### Aim
Render every line of the material below as a Markdown table, leaving out blank lines, with a column Row giving the row number and a column Text holding the line.

### Task material
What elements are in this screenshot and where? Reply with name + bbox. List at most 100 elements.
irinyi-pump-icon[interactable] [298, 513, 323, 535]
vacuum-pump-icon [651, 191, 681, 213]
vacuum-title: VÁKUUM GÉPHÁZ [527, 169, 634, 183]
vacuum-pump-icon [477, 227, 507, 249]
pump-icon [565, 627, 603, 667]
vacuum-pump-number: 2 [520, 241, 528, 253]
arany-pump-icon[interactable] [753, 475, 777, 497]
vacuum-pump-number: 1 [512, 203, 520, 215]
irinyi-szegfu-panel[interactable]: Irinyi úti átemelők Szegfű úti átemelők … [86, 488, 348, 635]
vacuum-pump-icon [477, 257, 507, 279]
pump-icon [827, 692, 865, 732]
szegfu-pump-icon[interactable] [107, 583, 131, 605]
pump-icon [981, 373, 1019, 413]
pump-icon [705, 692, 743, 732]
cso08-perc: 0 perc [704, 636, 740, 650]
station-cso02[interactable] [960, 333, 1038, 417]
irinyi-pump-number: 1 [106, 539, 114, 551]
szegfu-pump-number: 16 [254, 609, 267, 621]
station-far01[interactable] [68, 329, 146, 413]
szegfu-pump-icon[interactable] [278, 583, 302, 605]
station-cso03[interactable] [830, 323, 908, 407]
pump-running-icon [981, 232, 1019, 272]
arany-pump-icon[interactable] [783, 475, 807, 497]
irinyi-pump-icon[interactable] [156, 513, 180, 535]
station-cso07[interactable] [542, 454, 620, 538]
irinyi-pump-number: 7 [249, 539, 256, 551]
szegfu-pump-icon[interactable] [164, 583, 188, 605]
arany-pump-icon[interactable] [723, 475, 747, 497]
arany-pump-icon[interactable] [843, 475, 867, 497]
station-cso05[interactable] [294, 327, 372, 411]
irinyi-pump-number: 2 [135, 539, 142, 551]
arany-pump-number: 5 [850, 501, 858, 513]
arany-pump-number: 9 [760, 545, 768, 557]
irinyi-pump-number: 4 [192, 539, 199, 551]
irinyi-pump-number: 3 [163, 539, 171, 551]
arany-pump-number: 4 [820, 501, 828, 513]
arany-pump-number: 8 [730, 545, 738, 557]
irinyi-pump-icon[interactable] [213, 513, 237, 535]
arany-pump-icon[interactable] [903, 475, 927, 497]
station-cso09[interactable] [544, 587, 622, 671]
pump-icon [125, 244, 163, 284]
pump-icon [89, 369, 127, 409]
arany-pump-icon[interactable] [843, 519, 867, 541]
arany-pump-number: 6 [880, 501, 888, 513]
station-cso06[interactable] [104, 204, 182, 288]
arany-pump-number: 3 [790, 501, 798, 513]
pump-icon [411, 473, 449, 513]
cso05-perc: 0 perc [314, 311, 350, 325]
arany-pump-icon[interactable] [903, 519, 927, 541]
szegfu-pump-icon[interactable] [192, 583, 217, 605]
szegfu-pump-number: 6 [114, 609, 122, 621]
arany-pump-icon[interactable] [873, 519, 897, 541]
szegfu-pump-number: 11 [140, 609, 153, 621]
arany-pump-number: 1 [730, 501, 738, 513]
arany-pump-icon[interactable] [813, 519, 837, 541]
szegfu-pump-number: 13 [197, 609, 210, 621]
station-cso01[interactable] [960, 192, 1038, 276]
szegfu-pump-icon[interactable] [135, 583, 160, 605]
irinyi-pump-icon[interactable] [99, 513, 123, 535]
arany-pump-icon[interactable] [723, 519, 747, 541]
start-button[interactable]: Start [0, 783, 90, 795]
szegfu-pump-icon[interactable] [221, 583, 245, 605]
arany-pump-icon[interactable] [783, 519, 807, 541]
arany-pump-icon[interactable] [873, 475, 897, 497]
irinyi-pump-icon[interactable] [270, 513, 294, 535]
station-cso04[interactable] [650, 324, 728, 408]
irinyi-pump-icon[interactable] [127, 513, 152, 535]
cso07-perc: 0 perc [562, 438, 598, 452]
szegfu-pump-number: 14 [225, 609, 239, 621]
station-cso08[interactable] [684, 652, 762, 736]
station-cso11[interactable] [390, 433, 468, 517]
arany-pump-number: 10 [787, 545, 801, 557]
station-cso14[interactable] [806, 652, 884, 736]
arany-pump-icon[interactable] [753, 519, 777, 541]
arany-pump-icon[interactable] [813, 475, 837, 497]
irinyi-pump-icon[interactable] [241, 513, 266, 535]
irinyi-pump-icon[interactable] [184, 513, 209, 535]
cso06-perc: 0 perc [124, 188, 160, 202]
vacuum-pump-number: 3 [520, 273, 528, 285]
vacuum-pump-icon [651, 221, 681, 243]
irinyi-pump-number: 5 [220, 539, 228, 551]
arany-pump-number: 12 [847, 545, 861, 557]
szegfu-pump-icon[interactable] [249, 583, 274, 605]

### Answer for this exercise
| Row | Text |
|---|---|
| 1 | What elements are in this screenshot and where? Reply with name + bbox. List at most 100 elements. |
| 2 | irinyi-pump-icon[interactable] [298, 513, 323, 535] |
| 3 | vacuum-pump-icon [651, 191, 681, 213] |
| 4 | vacuum-title: VÁKUUM GÉPHÁZ [527, 169, 634, 183] |
| 5 | vacuum-pump-icon [477, 227, 507, 249] |
| 6 | pump-icon [565, 627, 603, 667] |
| 7 | vacuum-pump-number: 2 [520, 241, 528, 253] |
| 8 | arany-pump-icon[interactable] [753, 475, 777, 497] |
| 9 | vacuum-pump-number: 1 [512, 203, 520, 215] |
| 10 | irinyi-szegfu-panel[interactable]: Irinyi úti átemelők Szegfű úti átemelők … [86, 488, 348, 635] |
| 11 | vacuum-pump-icon [477, 257, 507, 279] |
| 12 | pump-icon [827, 692, 865, 732] |
| 13 | szegfu-pump-icon[interactable] [107, 583, 131, 605] |
| 14 | pump-icon [981, 373, 1019, 413] |
| 15 | pump-icon [705, 692, 743, 732] |
| 16 | cso08-perc: 0 perc [704, 636, 740, 650] |
| 17 | station-cso02[interactable] [960, 333, 1038, 417] |
| 18 | irinyi-pump-number: 1 [106, 539, 114, 551] |
| 19 | szegfu-pump-number: 16 [254, 609, 267, 621] |
| 20 | station-far01[interactable] [68, 329, 146, 413] |
| 21 | szegfu-pump-icon[interactable] [278, 583, 302, 605] |
| 22 | station-cso03[interactable] [830, 323, 908, 407] |
| 23 | pump-running-icon [981, 232, 1019, 272] |
| 24 | arany-pump-icon[interactable] [783, 475, 807, 497] |
| 25 | irinyi-pump-icon[interactable] [156, 513, 180, 535] |
| 26 | station-cso07[interactable] [542, 454, 620, 538] |
| 27 | irinyi-pump-number: 7 [249, 539, 256, 551] |
| 28 | szegfu-pump-icon[interactable] [164, 583, 188, 605] |
| 29 | arany-pump-icon[interactable] [723, 475, 747, 497] |
| 30 | arany-pump-icon[interactable] [843, 475, 867, 497] |
| 31 | station-cso05[interactable] [294, 327, 372, 411] |
| 32 | irinyi-pump-number: 2 [135, 539, 142, 551] |
| 33 | arany-pump-number: 5 [850, 501, 858, 513] |
| 34 | arany-pump-number: 9 [760, 545, 768, 557] |
| 35 | irinyi-pump-number: 4 [192, 539, 199, 551] |
| 36 | irinyi-pump-number: 3 [163, 539, 171, 551] |
| 37 | arany-pump-number: 4 [820, 501, 828, 513] |
| 38 | arany-pump-number: 8 [730, 545, 738, 557] |
| 39 | irinyi-pump-icon[interactable] [213, 513, 237, 535] |
| 40 | arany-pump-icon[interactable] [903, 475, 927, 497] |
| 41 | station-cso09[interactable] [544, 587, 622, 671] |
| 42 | pump-icon [125, 244, 163, 284] |
| 43 | pump-icon [89, 369, 127, 409] |
| 44 | arany-pump-icon[interactable] [843, 519, 867, 541] |
| 45 | arany-pump-number: 6 [880, 501, 888, 513] |
| 46 | station-cso06[interactable] [104, 204, 182, 288] |
| 47 | arany-pump-number: 3 [790, 501, 798, 513] |
| 48 | pump-icon [411, 473, 449, 513] |
| 49 | cso05-perc: 0 perc [314, 311, 350, 325] |
| 50 | arany-pump-icon[interactable] [903, 519, 927, 541] |
| 51 | szegfu-pump-icon[interactable] [192, 583, 217, 605] |
| 52 | szegfu-pump-number: 6 [114, 609, 122, 621] |
| 53 | arany-pump-icon[interactable] [873, 519, 897, 541] |
| 54 | szegfu-pump-number: 11 [140, 609, 153, 621] |
| 55 | arany-pump-number: 1 [730, 501, 738, 513] |
| 56 | arany-pump-icon[interactable] [813, 519, 837, 541] |
| 57 | szegfu-pump-number: 13 [197, 609, 210, 621] |
| 58 | station-cso01[interactable] [960, 192, 1038, 276] |
| 59 | szegfu-pump-icon[interactable] [135, 583, 160, 605] |
| 60 | irinyi-pump-icon[interactable] [99, 513, 123, 535] |
| 61 | arany-pump-icon[interactable] [723, 519, 747, 541] |
| 62 | start-button[interactable]: Start [0, 783, 90, 795] |
| 63 | szegfu-pump-icon[interactable] [221, 583, 245, 605] |
| 64 | arany-pump-icon[interactable] [783, 519, 807, 541] |
| 65 | arany-pump-icon[interactable] [873, 475, 897, 497] |
| 66 | irinyi-pump-icon[interactable] [270, 513, 294, 535] |
| 67 | station-cso04[interactable] [650, 324, 728, 408] |
| 68 | irinyi-pump-icon[interactable] [127, 513, 152, 535] |
| 69 | cso07-perc: 0 perc [562, 438, 598, 452] |
| 70 | szegfu-pump-number: 14 [225, 609, 239, 621] |
| 71 | station-cso08[interactable] [684, 652, 762, 736] |
| 72 | station-cso11[interactable] [390, 433, 468, 517] |
| 73 | arany-pump-number: 10 [787, 545, 801, 557] |
| 74 | station-cso14[interactable] [806, 652, 884, 736] |
| 75 | arany-pump-icon[interactable] [753, 519, 777, 541] |
| 76 | arany-pump-icon[interactable] [813, 475, 837, 497] |
| 77 | irinyi-pump-icon[interactable] [241, 513, 266, 535] |
| 78 | irinyi-pump-icon[interactable] [184, 513, 209, 535] |
| 79 | cso06-perc: 0 perc [124, 188, 160, 202] |
| 80 | vacuum-pump-number: 3 [520, 273, 528, 285] |
| 81 | vacuum-pump-icon [651, 221, 681, 243] |
| 82 | irinyi-pump-number: 5 [220, 539, 228, 551] |
| 83 | arany-pump-number: 12 [847, 545, 861, 557] |
| 84 | szegfu-pump-icon[interactable] [249, 583, 274, 605] |